SET EXERCISE: Check every line of the entries below for the word "Bureau", and copy the ones that have it.

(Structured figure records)
* START *

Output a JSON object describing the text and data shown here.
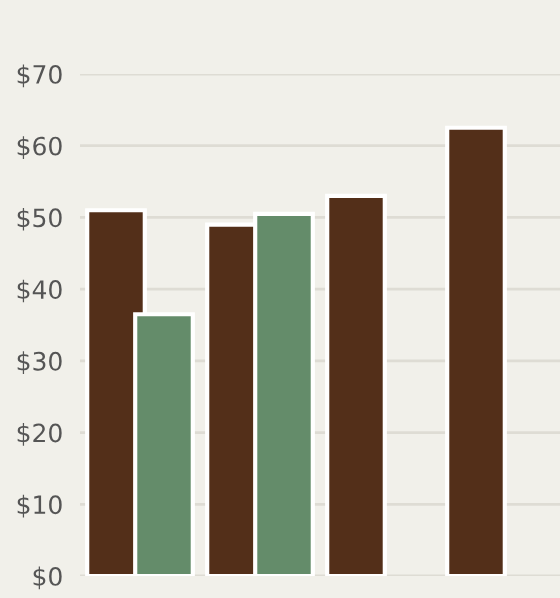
{
  "chart_data": {
    "type": "bar",
    "categories": [
      null,
      null,
      null,
      null
    ],
    "series": [
      {
        "color": "#532f19",
        "values": [
          51,
          49,
          53,
          62.5
        ]
      },
      {
        "color": "#648c6a",
        "values": [
          36.5,
          50.5,
          null,
          null
        ]
      }
    ],
    "ylim": [
      0,
      70
    ],
    "yticks": [
      {
        "value": 0,
        "label": "$0"
      },
      {
        "value": 10,
        "label": "$10"
      },
      {
        "value": 20,
        "label": "$20"
      },
      {
        "value": 30,
        "label": "$30"
      },
      {
        "value": 40,
        "label": "$40"
      },
      {
        "value": 50,
        "label": "$50"
      },
      {
        "value": 60,
        "label": "$60"
      },
      {
        "value": 70,
        "label": "$70"
      }
    ],
    "grid": "y",
    "legend": false
  }
}
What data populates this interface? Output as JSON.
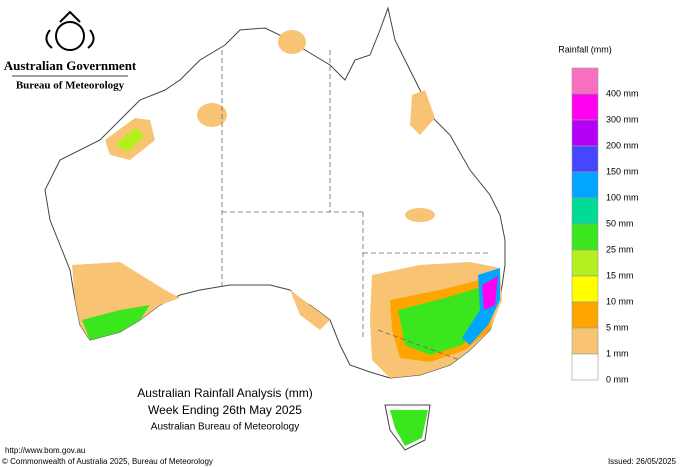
{
  "header": {
    "government": "Australian Government",
    "bureau": "Bureau of Meteorology"
  },
  "legend": {
    "title": "Rainfall (mm)",
    "items": [
      {
        "label": null,
        "color": "#f76fbf"
      },
      {
        "label": "400 mm",
        "color": "#ff00f0"
      },
      {
        "label": "300 mm",
        "color": "#b400f6"
      },
      {
        "label": "200 mm",
        "color": "#4646ff"
      },
      {
        "label": "150 mm",
        "color": "#00a6ff"
      },
      {
        "label": "100 mm",
        "color": "#00dc96"
      },
      {
        "label": "50 mm",
        "color": "#3ce61e"
      },
      {
        "label": "25 mm",
        "color": "#b4f01e"
      },
      {
        "label": "15 mm",
        "color": "#ffff00"
      },
      {
        "label": "10 mm",
        "color": "#ffa500"
      },
      {
        "label": "5 mm",
        "color": "#f8c373"
      },
      {
        "label": "1 mm",
        "color": "#ffffff"
      }
    ],
    "bottom_label": "0 mm"
  },
  "title": {
    "line1": "Australian Rainfall Analysis (mm)",
    "line2": "Week Ending 26th May 2025",
    "line3": "Australian Bureau of Meteorology"
  },
  "footer": {
    "url": "http://www.bom.gov.au",
    "copyright": "© Commonwealth of Australia 2025, Bureau of Meteorology",
    "issued": "Issued: 26/05/2025"
  }
}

* END *

WRITTEN ANSWER:
    "bureau": "Bureau of Meteorology"
    "line3": "Australian Bureau of Meteorology"
    "copyright": "© Commonwealth of Australia 2025, Bureau of Meteorology",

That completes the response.